INPUT FOR THIS TASK ::
[start]

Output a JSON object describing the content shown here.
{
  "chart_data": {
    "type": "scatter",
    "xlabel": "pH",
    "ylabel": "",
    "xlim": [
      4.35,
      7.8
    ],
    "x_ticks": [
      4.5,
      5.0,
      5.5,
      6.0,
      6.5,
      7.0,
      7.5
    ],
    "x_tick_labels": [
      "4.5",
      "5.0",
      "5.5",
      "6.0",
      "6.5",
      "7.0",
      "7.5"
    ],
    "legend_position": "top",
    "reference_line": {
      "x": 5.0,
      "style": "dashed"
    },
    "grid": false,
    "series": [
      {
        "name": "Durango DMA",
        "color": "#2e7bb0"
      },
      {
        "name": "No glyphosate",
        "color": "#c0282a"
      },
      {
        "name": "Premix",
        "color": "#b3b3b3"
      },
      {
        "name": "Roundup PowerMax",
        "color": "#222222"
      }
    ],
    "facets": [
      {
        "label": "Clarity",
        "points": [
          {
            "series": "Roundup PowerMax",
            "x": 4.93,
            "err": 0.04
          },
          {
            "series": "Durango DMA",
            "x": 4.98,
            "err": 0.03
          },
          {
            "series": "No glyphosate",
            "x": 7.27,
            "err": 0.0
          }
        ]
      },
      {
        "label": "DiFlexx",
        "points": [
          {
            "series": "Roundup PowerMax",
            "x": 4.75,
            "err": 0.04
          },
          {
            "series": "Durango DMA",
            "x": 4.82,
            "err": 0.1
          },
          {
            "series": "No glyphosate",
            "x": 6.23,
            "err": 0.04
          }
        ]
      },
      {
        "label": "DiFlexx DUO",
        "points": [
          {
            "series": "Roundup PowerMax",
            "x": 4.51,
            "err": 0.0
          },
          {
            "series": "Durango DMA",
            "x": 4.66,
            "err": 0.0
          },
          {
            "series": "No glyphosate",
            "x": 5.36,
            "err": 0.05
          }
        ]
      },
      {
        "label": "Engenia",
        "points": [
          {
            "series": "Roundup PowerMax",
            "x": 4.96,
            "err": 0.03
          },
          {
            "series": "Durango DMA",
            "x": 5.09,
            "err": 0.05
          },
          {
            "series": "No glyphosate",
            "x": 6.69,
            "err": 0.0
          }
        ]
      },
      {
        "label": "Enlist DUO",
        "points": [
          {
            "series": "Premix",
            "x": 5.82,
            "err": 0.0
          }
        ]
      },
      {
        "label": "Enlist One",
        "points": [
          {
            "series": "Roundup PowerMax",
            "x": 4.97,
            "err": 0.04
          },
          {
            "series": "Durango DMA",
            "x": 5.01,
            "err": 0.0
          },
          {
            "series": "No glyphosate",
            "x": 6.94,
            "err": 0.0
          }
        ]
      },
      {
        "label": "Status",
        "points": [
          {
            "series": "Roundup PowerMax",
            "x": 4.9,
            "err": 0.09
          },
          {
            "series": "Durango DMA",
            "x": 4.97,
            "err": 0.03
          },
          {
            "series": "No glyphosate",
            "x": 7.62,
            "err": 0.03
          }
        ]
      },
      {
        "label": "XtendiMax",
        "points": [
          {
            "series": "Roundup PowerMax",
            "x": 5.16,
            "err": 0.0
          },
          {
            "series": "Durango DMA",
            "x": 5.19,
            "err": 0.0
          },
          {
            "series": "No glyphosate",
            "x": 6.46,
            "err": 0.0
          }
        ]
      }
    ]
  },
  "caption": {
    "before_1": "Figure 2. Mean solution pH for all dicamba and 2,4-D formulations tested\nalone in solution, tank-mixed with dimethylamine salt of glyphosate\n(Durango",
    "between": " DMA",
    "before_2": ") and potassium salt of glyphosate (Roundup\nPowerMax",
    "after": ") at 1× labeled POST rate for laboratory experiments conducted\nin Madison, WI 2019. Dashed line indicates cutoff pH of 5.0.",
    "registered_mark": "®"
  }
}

[end]
[start]

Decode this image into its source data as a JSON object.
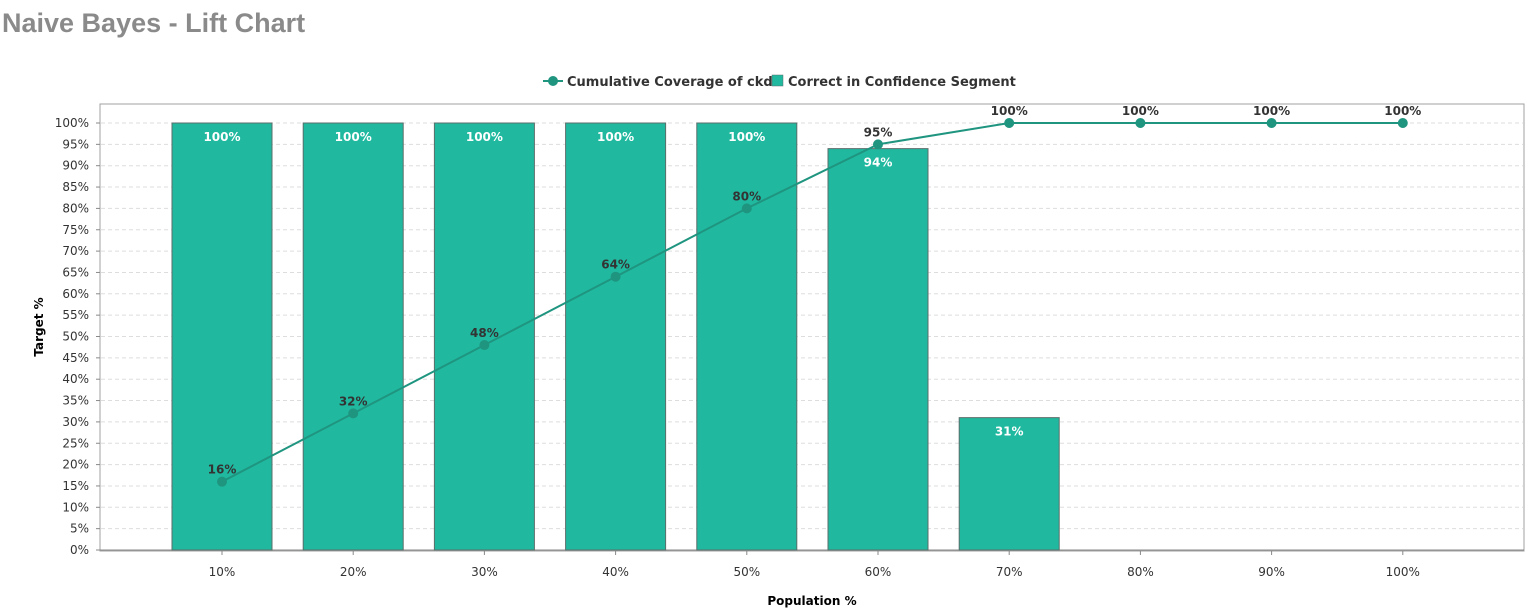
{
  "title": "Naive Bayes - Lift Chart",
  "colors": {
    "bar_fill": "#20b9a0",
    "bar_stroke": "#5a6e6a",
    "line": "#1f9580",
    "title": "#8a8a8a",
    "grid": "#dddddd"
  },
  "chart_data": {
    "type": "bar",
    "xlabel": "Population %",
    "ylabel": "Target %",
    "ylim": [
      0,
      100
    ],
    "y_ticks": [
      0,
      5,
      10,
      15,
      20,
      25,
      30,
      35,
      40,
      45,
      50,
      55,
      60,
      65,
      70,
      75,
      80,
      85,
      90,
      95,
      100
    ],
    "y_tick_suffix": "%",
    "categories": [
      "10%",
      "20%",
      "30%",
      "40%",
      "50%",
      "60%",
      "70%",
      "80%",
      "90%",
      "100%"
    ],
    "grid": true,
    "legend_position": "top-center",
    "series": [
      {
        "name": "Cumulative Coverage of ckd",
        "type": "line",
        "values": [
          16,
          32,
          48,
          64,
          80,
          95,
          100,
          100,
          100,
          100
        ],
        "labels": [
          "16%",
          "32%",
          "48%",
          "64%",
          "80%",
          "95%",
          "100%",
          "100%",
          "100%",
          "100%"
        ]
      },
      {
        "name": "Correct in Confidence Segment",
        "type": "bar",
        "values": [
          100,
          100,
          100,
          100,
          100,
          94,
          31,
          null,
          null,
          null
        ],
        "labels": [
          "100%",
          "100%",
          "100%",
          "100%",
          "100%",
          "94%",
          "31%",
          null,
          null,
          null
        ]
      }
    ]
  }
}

[end]
[start]

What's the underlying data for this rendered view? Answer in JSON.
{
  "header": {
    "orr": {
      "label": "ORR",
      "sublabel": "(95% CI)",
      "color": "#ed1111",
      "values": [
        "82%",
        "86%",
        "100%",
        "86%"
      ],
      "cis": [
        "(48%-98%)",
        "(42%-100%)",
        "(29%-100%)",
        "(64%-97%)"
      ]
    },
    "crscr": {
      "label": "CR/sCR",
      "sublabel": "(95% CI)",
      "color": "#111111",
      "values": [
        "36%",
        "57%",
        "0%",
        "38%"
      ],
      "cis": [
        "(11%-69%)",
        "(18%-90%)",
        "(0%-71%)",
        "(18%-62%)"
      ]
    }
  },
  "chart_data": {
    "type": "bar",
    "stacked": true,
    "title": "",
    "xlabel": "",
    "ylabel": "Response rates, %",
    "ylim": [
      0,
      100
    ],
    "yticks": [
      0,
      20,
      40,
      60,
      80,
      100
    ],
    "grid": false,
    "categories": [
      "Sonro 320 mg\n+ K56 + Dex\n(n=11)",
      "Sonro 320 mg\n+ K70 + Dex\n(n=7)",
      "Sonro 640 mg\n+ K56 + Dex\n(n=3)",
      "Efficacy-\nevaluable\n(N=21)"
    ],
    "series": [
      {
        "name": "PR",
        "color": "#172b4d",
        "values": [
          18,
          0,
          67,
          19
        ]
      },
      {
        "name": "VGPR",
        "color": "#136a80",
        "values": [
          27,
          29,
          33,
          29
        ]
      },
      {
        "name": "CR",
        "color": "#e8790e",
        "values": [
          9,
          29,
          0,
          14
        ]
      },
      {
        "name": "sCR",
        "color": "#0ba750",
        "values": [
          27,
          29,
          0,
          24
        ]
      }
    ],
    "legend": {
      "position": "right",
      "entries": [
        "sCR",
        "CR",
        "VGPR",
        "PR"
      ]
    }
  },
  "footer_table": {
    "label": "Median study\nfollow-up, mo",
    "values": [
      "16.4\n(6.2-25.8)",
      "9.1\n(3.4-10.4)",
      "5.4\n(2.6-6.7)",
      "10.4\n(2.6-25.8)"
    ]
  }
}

[end]

JOB ::
Gather each line of the listing that holds the string "grid".

ANSWER IN FULL ::
    "grid": false,
    "grid": "#dddddd"
    "grid": true,
    "grid": false,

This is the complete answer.